**PROBLEM STATEMENT:**
In this exercise, return the whole listing exactly, excluding any images.

════

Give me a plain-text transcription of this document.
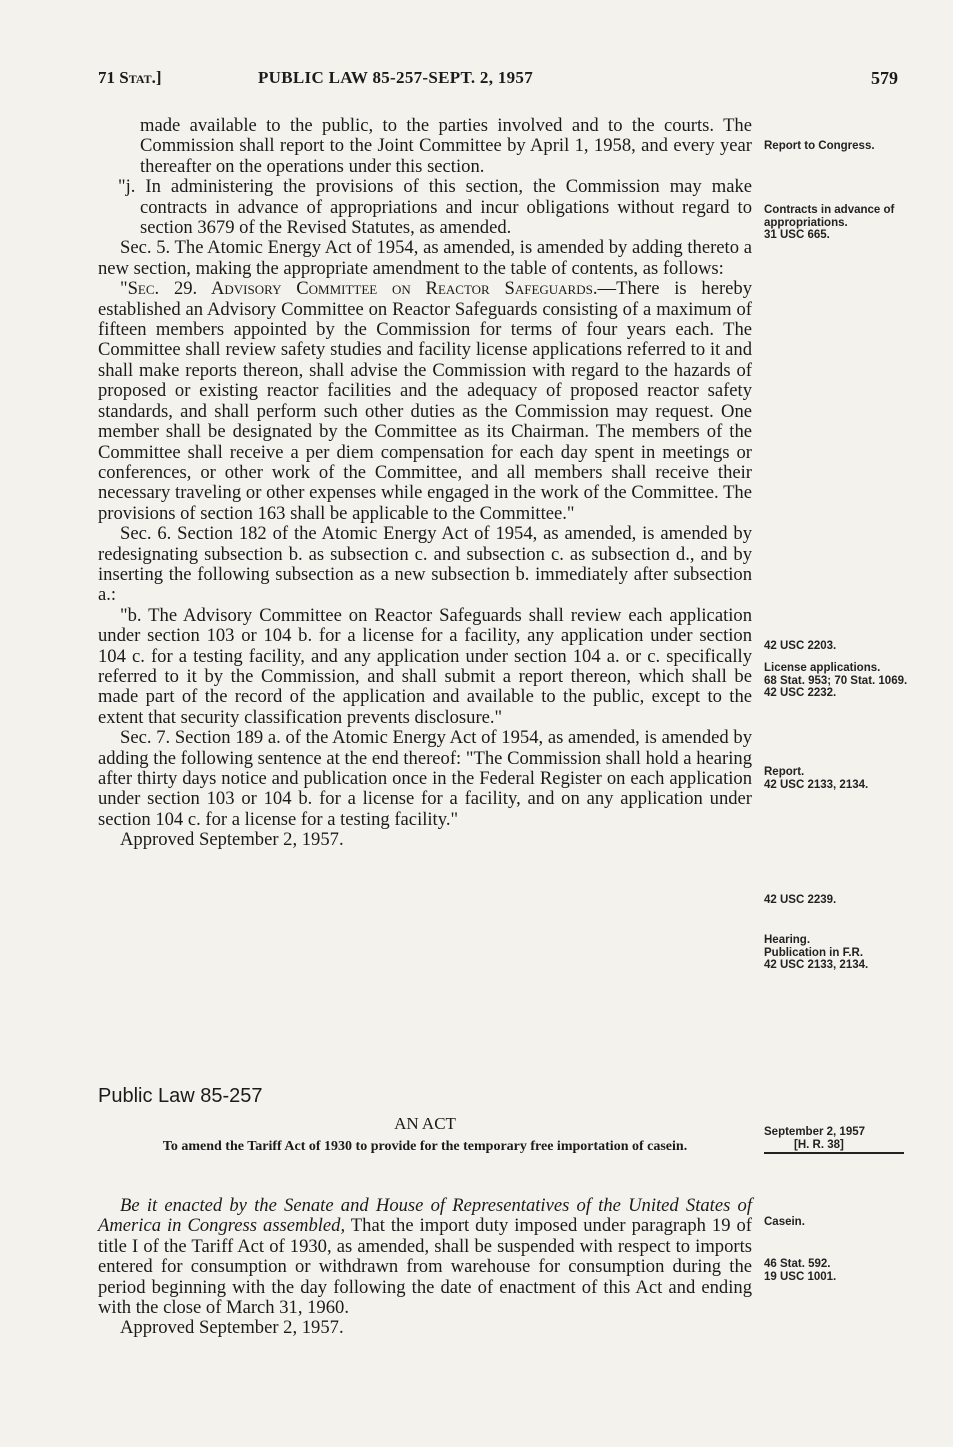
71 Stat.]	PUBLIC LAW 85-257-SEPT. 2, 1957	579

made available to the public, to the parties involved and to the courts. The Commission shall report to the Joint Committee by April 1, 1958, and every year thereafter on the operations under this section.

"j. In administering the provisions of this section, the Commission may make contracts in advance of appropriations and incur obligations without regard to section 3679 of the Revised Statutes, as amended.

Sec. 5. The Atomic Energy Act of 1954, as amended, is amended by adding thereto a new section, making the appropriate amendment to the table of contents, as follows:

"Sec. 29. Advisory Committee on Reactor Safeguards.—There is hereby established an Advisory Committee on Reactor Safeguards consisting of a maximum of fifteen members appointed by the Commission for terms of four years each. The Committee shall review safety studies and facility license applications referred to it and shall make reports thereon, shall advise the Commission with regard to the hazards of proposed or existing reactor facilities and the adequacy of proposed reactor safety standards, and shall perform such other duties as the Commission may request. One member shall be designated by the Committee as its Chairman. The members of the Committee shall receive a per diem compensation for each day spent in meetings or conferences, or other work of the Committee, and all members shall receive their necessary traveling or other expenses while engaged in the work of the Committee. The provisions of section 163 shall be applicable to the Committee."

Sec. 6. Section 182 of the Atomic Energy Act of 1954, as amended, is amended by redesignating subsection b. as subsection c. and subsection c. as subsection d., and by inserting the following subsection as a new subsection b. immediately after subsection a.:

"b. The Advisory Committee on Reactor Safeguards shall review each application under section 103 or 104 b. for a license for a facility, any application under section 104 c. for a testing facility, and any application under section 104 a. or c. specifically referred to it by the Commission, and shall submit a report thereon, which shall be made part of the record of the application and available to the public, except to the extent that security classification prevents disclosure."

Sec. 7. Section 189 a. of the Atomic Energy Act of 1954, as amended, is amended by adding the following sentence at the end thereof: "The Commission shall hold a hearing after thirty days notice and publication once in the Federal Register on each application under section 103 or 104 b. for a license for a facility, and on any application under section 104 c. for a license for a testing facility."

Approved September 2, 1957.

Report to Congress.
Contracts in advance of appropriations.
31 USC 665.
42 USC 2203.
License applications.
68 Stat. 953; 70 Stat. 1069.
42 USC 2232.
Report.
42 USC 2133, 2134.
42 USC 2239.
Hearing.
Publication in F.R.
42 USC 2133, 2134.
Public Law 85-257
AN ACT
To amend the Tariff Act of 1930 to provide for the temporary free importation of casein.
September 2, 1957
[H. R. 38]

Be it enacted by the Senate and House of Representatives of the United States of America in Congress assembled, That the import duty imposed under paragraph 19 of title I of the Tariff Act of 1930, as amended, shall be suspended with respect to imports entered for consumption or withdrawn from warehouse for consumption during the period beginning with the day following the date of enactment of this Act and ending with the close of March 31, 1960.

Approved September 2, 1957.

Casein.
46 Stat. 592.
19 USC 1001.
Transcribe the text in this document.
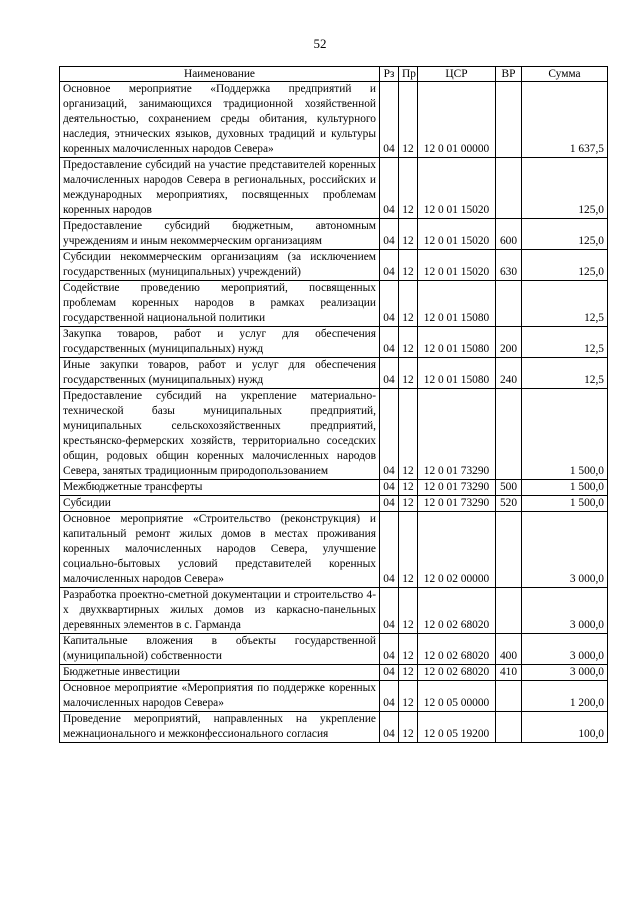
52
Наименование	Рз	Пр	ЦСР	ВР	Сумма
Основное мероприятие «Поддержка предприятий и организаций, занимающихся традиционной хозяйственной деятельностью, сохранением среды обитания, культурного наследия, этнических языков, духовных традиций и культуры коренных малочисленных народов Севера»	04	12	12 0 01 00000		1 637,5
Предоставление субсидий на участие представителей коренных малочисленных народов Севера в региональных, российских и международных мероприятиях, посвященных проблемам коренных народов	04	12	12 0 01 15020		125,0
Предоставление субсидий бюджетным, автономным учреждениям и иным некоммерческим организациям	04	12	12 0 01 15020	600	125,0
Субсидии некоммерческим организациям (за исключением государственных (муниципальных) учреждений)	04	12	12 0 01 15020	630	125,0
Содействие проведению мероприятий, посвященных проблемам коренных народов в рамках реализации государственной национальной политики	04	12	12 0 01 15080		12,5
Закупка товаров, работ и услуг для обеспечения государственных (муниципальных) нужд	04	12	12 0 01 15080	200	12,5
Иные закупки товаров, работ и услуг для обеспечения государственных (муниципальных) нужд	04	12	12 0 01 15080	240	12,5
Предоставление субсидий на укрепление материально-технической базы муниципальных предприятий, муниципальных сельскохозяйственных предприятий, крестьянско-фермерских хозяйств, территориально соседских общин, родовых общин коренных малочисленных народов Севера, занятых традиционным природопользованием	04	12	12 0 01 73290		1 500,0
Межбюджетные трансферты	04	12	12 0 01 73290	500	1 500,0
Субсидии	04	12	12 0 01 73290	520	1 500,0
Основное мероприятие «Строительство (реконструкция) и капитальный ремонт жилых домов в местах проживания коренных малочисленных народов Севера, улучшение социально-бытовых условий представителей коренных малочисленных народов Севера»	04	12	12 0 02 00000		3 000,0
Разработка проектно-сметной документации и строительство 4-х двухквартирных жилых домов из каркасно-панельных деревянных элементов в с. Гарманда	04	12	12 0 02 68020		3 000,0
Капитальные вложения в объекты государственной (муниципальной) собственности	04	12	12 0 02 68020	400	3 000,0
Бюджетные инвестиции	04	12	12 0 02 68020	410	3 000,0
Основное мероприятие «Мероприятия по поддержке коренных малочисленных народов Севера»	04	12	12 0 05 00000		1 200,0
Проведение мероприятий, направленных на укрепление межнационального и межконфессионального согласия	04	12	12 0 05 19200		100,0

════

**SOLUTION TO THIS PROBLEM:**
Give me a plain-text transcription of this document.
71 Stat.]	PUBLIC LAW 85-257-SEPT. 2, 1957	579

made available to the public, to the parties involved and to the courts. The Commission shall report to the Joint Committee by April 1, 1958, and every year thereafter on the operations under this section.

"j. In administering the provisions of this section, the Commission may make contracts in advance of appropriations and incur obligations without regard to section 3679 of the Revised Statutes, as amended.

Sec. 5. The Atomic Energy Act of 1954, as amended, is amended by adding thereto a new section, making the appropriate amendment to the table of contents, as follows:

"Sec. 29. Advisory Committee on Reactor Safeguards.—There is hereby established an Advisory Committee on Reactor Safeguards consisting of a maximum of fifteen members appointed by the Commission for terms of four years each. The Committee shall review safety studies and facility license applications referred to it and shall make reports thereon, shall advise the Commission with regard to the hazards of proposed or existing reactor facilities and the adequacy of proposed reactor safety standards, and shall perform such other duties as the Commission may request. One member shall be designated by the Committee as its Chairman. The members of the Committee shall receive a per diem compensation for each day spent in meetings or conferences, or other work of the Committee, and all members shall receive their necessary traveling or other expenses while engaged in the work of the Committee. The provisions of section 163 shall be applicable to the Committee."

Sec. 6. Section 182 of the Atomic Energy Act of 1954, as amended, is amended by redesignating subsection b. as subsection c. and subsection c. as subsection d., and by inserting the following subsection as a new subsection b. immediately after subsection a.:

"b. The Advisory Committee on Reactor Safeguards shall review each application under section 103 or 104 b. for a license for a facility, any application under section 104 c. for a testing facility, and any application under section 104 a. or c. specifically referred to it by the Commission, and shall submit a report thereon, which shall be made part of the record of the application and available to the public, except to the extent that security classification prevents disclosure."

Sec. 7. Section 189 a. of the Atomic Energy Act of 1954, as amended, is amended by adding the following sentence at the end thereof: "The Commission shall hold a hearing after thirty days notice and publication once in the Federal Register on each application under section 103 or 104 b. for a license for a facility, and on any application under section 104 c. for a license for a testing facility."

Approved September 2, 1957.

Report to Congress.
Contracts in advance of appropriations.
31 USC 665.
42 USC 2203.
License applications.
68 Stat. 953; 70 Stat. 1069.
42 USC 2232.
Report.
42 USC 2133, 2134.
42 USC 2239.
Hearing.
Publication in F.R.
42 USC 2133, 2134.
Public Law 85-257
AN ACT
To amend the Tariff Act of 1930 to provide for the temporary free importation of casein.
September 2, 1957
[H. R. 38]

Be it enacted by the Senate and House of Representatives of the United States of America in Congress assembled, That the import duty imposed under paragraph 19 of title I of the Tariff Act of 1930, as amended, shall be suspended with respect to imports entered for consumption or withdrawn from warehouse for consumption during the period beginning with the day following the date of enactment of this Act and ending with the close of March 31, 1960.

Approved September 2, 1957.

Casein.
46 Stat. 592.
19 USC 1001.
Transcribe the text in this document.
52
Наименование	Рз	Пр	ЦСР	ВР	Сумма
Основное мероприятие «Поддержка предприятий и организаций, занимающихся традиционной хозяйственной деятельностью, сохранением среды обитания, культурного наследия, этнических языков, духовных традиций и культуры коренных малочисленных народов Севера»	04	12	12 0 01 00000		1 637,5
Предоставление субсидий на участие представителей коренных малочисленных народов Севера в региональных, российских и международных мероприятиях, посвященных проблемам коренных народов	04	12	12 0 01 15020		125,0
Предоставление субсидий бюджетным, автономным учреждениям и иным некоммерческим организациям	04	12	12 0 01 15020	600	125,0
Субсидии некоммерческим организациям (за исключением государственных (муниципальных) учреждений)	04	12	12 0 01 15020	630	125,0
Содействие проведению мероприятий, посвященных проблемам коренных народов в рамках реализации государственной национальной политики	04	12	12 0 01 15080		12,5
Закупка товаров, работ и услуг для обеспечения государственных (муниципальных) нужд	04	12	12 0 01 15080	200	12,5
Иные закупки товаров, работ и услуг для обеспечения государственных (муниципальных) нужд	04	12	12 0 01 15080	240	12,5
Предоставление субсидий на укрепление материально-технической базы муниципальных предприятий, муниципальных сельскохозяйственных предприятий, крестьянско-фермерских хозяйств, территориально соседских общин, родовых общин коренных малочисленных народов Севера, занятых традиционным природопользованием	04	12	12 0 01 73290		1 500,0
Межбюджетные трансферты	04	12	12 0 01 73290	500	1 500,0
Субсидии	04	12	12 0 01 73290	520	1 500,0
Основное мероприятие «Строительство (реконструкция) и капитальный ремонт жилых домов в местах проживания коренных малочисленных народов Севера, улучшение социально-бытовых условий представителей коренных малочисленных народов Севера»	04	12	12 0 02 00000		3 000,0
Разработка проектно-сметной документации и строительство 4-х двухквартирных жилых домов из каркасно-панельных деревянных элементов в с. Гарманда	04	12	12 0 02 68020		3 000,0
Капитальные вложения в объекты государственной (муниципальной) собственности	04	12	12 0 02 68020	400	3 000,0
Бюджетные инвестиции	04	12	12 0 02 68020	410	3 000,0
Основное мероприятие «Мероприятия по поддержке коренных малочисленных народов Севера»	04	12	12 0 05 00000		1 200,0
Проведение мероприятий, направленных на укрепление межнационального и межконфессионального согласия	04	12	12 0 05 19200		100,0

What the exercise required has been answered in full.